Recently, a New Chinese Reminder Theorem [12] was proposed to analyze the magnitude of the number in RNS. In this paper, the proposed algorithm takes advantage of the characteristic of the conjugate moduli set $\left(2^{n}-2^{k}-\right.$ 1) offers better performance of delay, area and speed. The new modulo adder could be isolated into four units, such as, 1. Preprocessing unit, 2. Prefix computation unit, 3. Carries correction unit, and 4 . Sum computation unit. In the proposed scheme, To obtain the final carries required in the sum computation module, the carry information of $\mathrm{A}+\mathrm{B}+\mathrm{T}$ could be calculated by prefix computation unit. So that the proposed modulo $\left(2^{n}-2^{k}-1\right)$ adder can get the best delay performance. The proposed algorithm has two main reasons. It is the best algorithm leading to VLSI architecture with the real time applications for better performance in weighted number systems. And it is described by implementing an efficient RNS for computing the minimum Sum of Absolute Differences (SAD), with more time consuming video motion estimation application.

The paper is classified as follows. Section II discussed about SAD adder tree. Section III discussed about Residue Number System and its modular addition procedure and RNS modulo ( $2^{n}-2^{k}-1$ ) adder. Section IV describes the motion estimation using RNS. Finally, section V concludes this paper.

## 2. SAD adder tree

In the 16 SAD architecture, each one is in charge of the $\operatorname{SAD}$ computation of one primitive $4 \times 4$ sub-block in
parallel. There are 16 absolute differences computed and then the 16 absolute values are fed into the adder unit to complete a $4 x 4$ SAD. Adding the 16 absolute differences to obtain one $4 \times 4 \mathrm{SAD}$ is implemented by employing multilevel 3-2 compressors, as shown in Fig. 1 (a). Fig. 1 (b) shows the structure of the 3-2 compressor, where the k binary inputs of $a, b$ and $c$ bit values $a_{0}-a_{k}, b 0-b_{k}$, and $c_{0}-c_{k}$ respectively. And the depth of input value is 8 bit, so k equals to 8 . The output $\operatorname{sum}_{0}$-sum ${ }_{k}$ stand for each of the summer bit of the input three binary bits, and carry ${ }_{0}$-carry $_{\mathrm{k}}$ stands for each of the carry bit.


Fig. 1. (a) Structure of 3-2 compressor.


Fig. 1. (b) Structure of adder unit.

- Stored items -
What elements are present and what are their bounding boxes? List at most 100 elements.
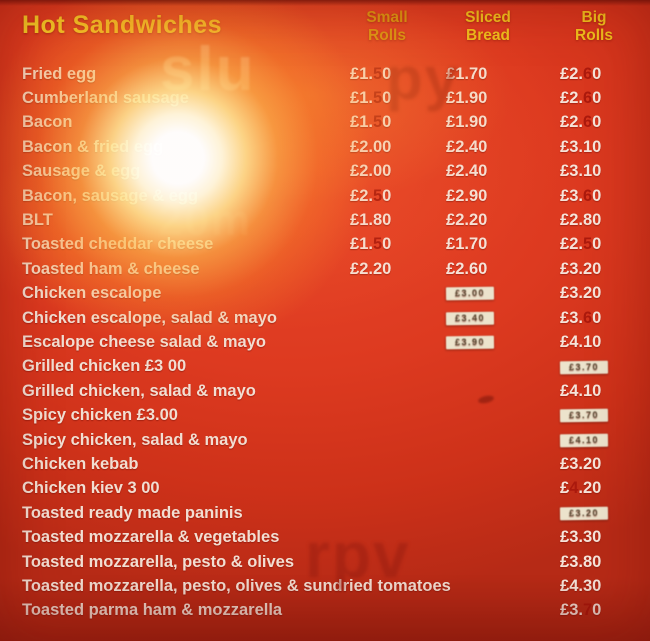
price-sticker: £4.10: [559, 433, 609, 448]
price-char: 6: [582, 186, 593, 205]
price-small: £1.50: [342, 65, 432, 84]
price-char: 1: [359, 89, 369, 108]
price-char: 2: [455, 259, 465, 278]
price-char: £: [560, 381, 570, 400]
menu-row: Grilled chicken, salad & mayo £4.10: [0, 379, 650, 403]
price-char: 2: [569, 89, 579, 108]
price-sliced: £3.00: [432, 284, 544, 303]
price-char: 4: [569, 479, 579, 498]
price-char: 2: [582, 259, 593, 278]
price-char: 3: [569, 186, 579, 205]
price-char: £: [560, 211, 570, 230]
price-char: 1: [359, 235, 369, 254]
price-char: 0: [382, 162, 392, 181]
menu-row: Toasted parma ham & mozzarella £3.70: [0, 599, 650, 623]
price-small: £1.50: [342, 113, 432, 132]
price-sliced: £1.90: [432, 89, 544, 108]
price-char: 3: [569, 162, 579, 181]
item-name: Bacon: [22, 113, 73, 132]
price-char: 7: [582, 601, 593, 620]
price-char: £: [560, 601, 570, 620]
price-char: 0: [592, 162, 602, 181]
price-char: 6: [582, 89, 593, 108]
menu-row: Fried egg £1.50 £1.70 £2.60: [0, 62, 650, 86]
price-sticker: £3.20: [559, 506, 609, 521]
price-char: 0: [592, 528, 602, 547]
price-sliced: £2.40: [432, 138, 544, 157]
price-char: 0: [478, 211, 488, 230]
item-name: Escalope cheese salad & mayo: [22, 332, 266, 351]
price-small: £1.50: [342, 89, 432, 108]
price-char: 1: [582, 332, 593, 351]
item-name: Spicy chicken £3.00: [22, 406, 178, 425]
price-char: £: [560, 235, 570, 254]
menu-row: BLT £1.80 £2.20 £2.80: [0, 208, 650, 232]
price-char: 5: [372, 235, 383, 254]
menu-rows: Fried egg £1.50 £1.70 £2.60 Cumberland sausa…: [0, 62, 650, 623]
price-char: 1: [359, 64, 369, 83]
price-char: 5: [372, 113, 383, 132]
price-char: 2: [372, 259, 383, 278]
price-char: 2: [582, 454, 593, 473]
column-header-line: Small: [366, 9, 408, 26]
price-big: £3.30: [544, 528, 644, 547]
price-big: £3.20: [544, 284, 644, 303]
price-big: £3.20: [544, 455, 644, 474]
price-big: £4.10: [544, 333, 644, 352]
price-char: 0: [592, 89, 602, 108]
price-char: 3: [569, 137, 579, 156]
price-char: 8: [372, 211, 383, 230]
price-char: 0: [592, 332, 602, 351]
price-sliced: £3.90: [432, 333, 544, 352]
menu-header: Hot Sandwiches Small Rolls Sliced Bread …: [0, 0, 650, 62]
price-char: 0: [592, 235, 602, 254]
column-header-line: Rolls: [368, 27, 406, 44]
price-char: 3: [569, 259, 579, 278]
menu-row: Toasted ham & cheese £2.20 £2.60 £3.20: [0, 257, 650, 281]
price-big: £3.20: [544, 504, 644, 523]
price-char: 0: [478, 137, 488, 156]
price-small: £2.20: [342, 260, 432, 279]
menu-row: Escalope cheese salad & mayo £3.90 £4.10: [0, 330, 650, 354]
price-char: 0: [372, 137, 383, 156]
price-char: 0: [592, 211, 602, 230]
price-char: 2: [455, 137, 465, 156]
price-char: 6: [582, 308, 593, 327]
price-char: £: [350, 89, 360, 108]
item-name: Spicy chicken, salad & mayo: [22, 430, 248, 449]
price-sticker: £3.40: [445, 311, 495, 326]
price-char: £: [560, 259, 570, 278]
price-char: £: [560, 576, 570, 595]
price-char: 2: [582, 284, 593, 303]
price-char: £: [446, 64, 456, 83]
price-sliced: £1.70: [432, 235, 544, 254]
price-sliced: £1.90: [432, 113, 544, 132]
price-char: 1: [455, 89, 465, 108]
price-big: £4.20: [544, 479, 644, 498]
price-char: 3: [569, 552, 579, 571]
column-header-line: Sliced: [465, 9, 511, 26]
item-name: Bacon & fried egg: [22, 137, 164, 156]
price-big: £3.10: [544, 162, 644, 181]
price-big: £2.60: [544, 113, 644, 132]
item-name: Cumberland sausage: [22, 89, 189, 108]
price-big: £4.30: [544, 577, 644, 596]
item-name: Chicken escalope: [22, 284, 162, 303]
price-small: £2.00: [342, 138, 432, 157]
price-big: £3.10: [544, 138, 644, 157]
price-char: 0: [478, 64, 488, 83]
price-char: 2: [359, 137, 369, 156]
page-title: Hot Sandwiches: [22, 11, 223, 39]
item-name: Fried egg: [22, 64, 97, 83]
price-char: 3: [582, 528, 593, 547]
price-big: £3.60: [544, 309, 644, 328]
price-char: 0: [478, 186, 488, 205]
price-char: 2: [455, 162, 465, 181]
menu-row: Chicken escalope £3.00 £3.20: [0, 282, 650, 306]
price-char: £: [560, 308, 570, 327]
price-char: £: [446, 186, 456, 205]
item-name: Toasted ham & cheese: [22, 259, 200, 278]
price-char: 4: [468, 162, 479, 181]
item-name: BLT: [22, 211, 53, 230]
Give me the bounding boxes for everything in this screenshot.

- Exercise objective -
In the RNS modulo adder text, could you write out the passage starting at "The paper is" and ending at "concludes this paper.", changing "concludes" to "summarizes"?

- Written response -
The paper is classified as follows. Section II discussed about SAD adder tree. Section III discussed about Residue Number System and its modular addition procedure and RNS modulo ( $2^{n}-2^{k}-1$ ) adder. Section IV describes the motion estimation using RNS. Finally, section V summarizes this paper.